## Aim of the task:
Gather every line that includes the word "prosess", please.

*** Dataset excerpts

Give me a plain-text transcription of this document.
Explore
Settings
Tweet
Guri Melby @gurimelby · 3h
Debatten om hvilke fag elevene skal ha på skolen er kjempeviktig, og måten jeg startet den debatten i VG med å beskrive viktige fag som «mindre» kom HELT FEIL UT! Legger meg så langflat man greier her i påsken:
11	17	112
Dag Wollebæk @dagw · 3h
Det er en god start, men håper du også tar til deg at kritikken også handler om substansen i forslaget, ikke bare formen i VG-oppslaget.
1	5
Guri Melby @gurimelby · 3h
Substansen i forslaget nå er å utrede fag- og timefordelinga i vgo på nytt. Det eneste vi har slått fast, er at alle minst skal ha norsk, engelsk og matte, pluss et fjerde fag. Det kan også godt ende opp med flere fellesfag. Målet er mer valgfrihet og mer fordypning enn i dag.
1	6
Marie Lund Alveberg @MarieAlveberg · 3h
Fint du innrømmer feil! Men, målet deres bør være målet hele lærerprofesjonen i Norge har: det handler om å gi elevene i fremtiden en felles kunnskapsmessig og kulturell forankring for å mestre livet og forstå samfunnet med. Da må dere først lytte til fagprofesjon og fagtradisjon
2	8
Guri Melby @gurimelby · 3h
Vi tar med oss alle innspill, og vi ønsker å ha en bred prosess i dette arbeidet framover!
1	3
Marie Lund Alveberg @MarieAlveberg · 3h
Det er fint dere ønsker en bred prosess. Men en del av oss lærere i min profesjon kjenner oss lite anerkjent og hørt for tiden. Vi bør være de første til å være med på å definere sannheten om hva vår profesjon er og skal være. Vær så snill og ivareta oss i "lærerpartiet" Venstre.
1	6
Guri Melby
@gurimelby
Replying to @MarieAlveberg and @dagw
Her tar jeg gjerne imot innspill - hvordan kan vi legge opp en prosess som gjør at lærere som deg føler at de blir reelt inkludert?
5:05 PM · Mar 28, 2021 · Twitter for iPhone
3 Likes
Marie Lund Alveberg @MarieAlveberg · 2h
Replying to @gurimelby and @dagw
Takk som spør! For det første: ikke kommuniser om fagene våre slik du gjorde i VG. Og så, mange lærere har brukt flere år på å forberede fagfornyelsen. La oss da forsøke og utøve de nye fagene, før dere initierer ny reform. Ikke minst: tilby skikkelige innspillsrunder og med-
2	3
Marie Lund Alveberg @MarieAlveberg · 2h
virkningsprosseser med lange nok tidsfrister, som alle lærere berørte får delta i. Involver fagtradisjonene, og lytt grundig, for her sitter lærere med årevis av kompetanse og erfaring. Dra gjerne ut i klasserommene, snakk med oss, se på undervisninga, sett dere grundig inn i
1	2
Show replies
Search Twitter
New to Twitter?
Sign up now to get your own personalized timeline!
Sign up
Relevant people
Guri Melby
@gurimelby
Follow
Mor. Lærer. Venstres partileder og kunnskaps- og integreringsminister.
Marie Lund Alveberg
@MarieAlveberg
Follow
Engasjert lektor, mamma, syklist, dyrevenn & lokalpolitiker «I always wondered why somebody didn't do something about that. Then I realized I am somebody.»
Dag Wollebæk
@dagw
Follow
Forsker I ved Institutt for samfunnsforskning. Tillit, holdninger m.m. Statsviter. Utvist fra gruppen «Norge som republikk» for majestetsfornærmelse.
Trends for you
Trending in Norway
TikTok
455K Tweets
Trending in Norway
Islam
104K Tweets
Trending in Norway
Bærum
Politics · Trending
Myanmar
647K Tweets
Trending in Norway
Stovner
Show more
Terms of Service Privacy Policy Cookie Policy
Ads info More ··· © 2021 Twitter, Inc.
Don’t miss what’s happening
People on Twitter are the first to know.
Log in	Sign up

******

## Correct response:
Vi tar med oss alle innspill, og vi ønsker å ha en bred prosess i dette arbeidet framover!
Det er fint dere ønsker en bred prosess. Men en del av oss lærere i min profesjon kjenner oss lite anerkjent og hørt for tiden. Vi bør være de første til å være med på å definere sannheten om hva vår profesjon er og skal være. Vær så snill og ivareta oss i "lærerpartiet" Venstre.
Her tar jeg gjerne imot innspill - hvordan kan vi legge opp en prosess som gjør at lærere som deg føler at de blir reelt inkludert?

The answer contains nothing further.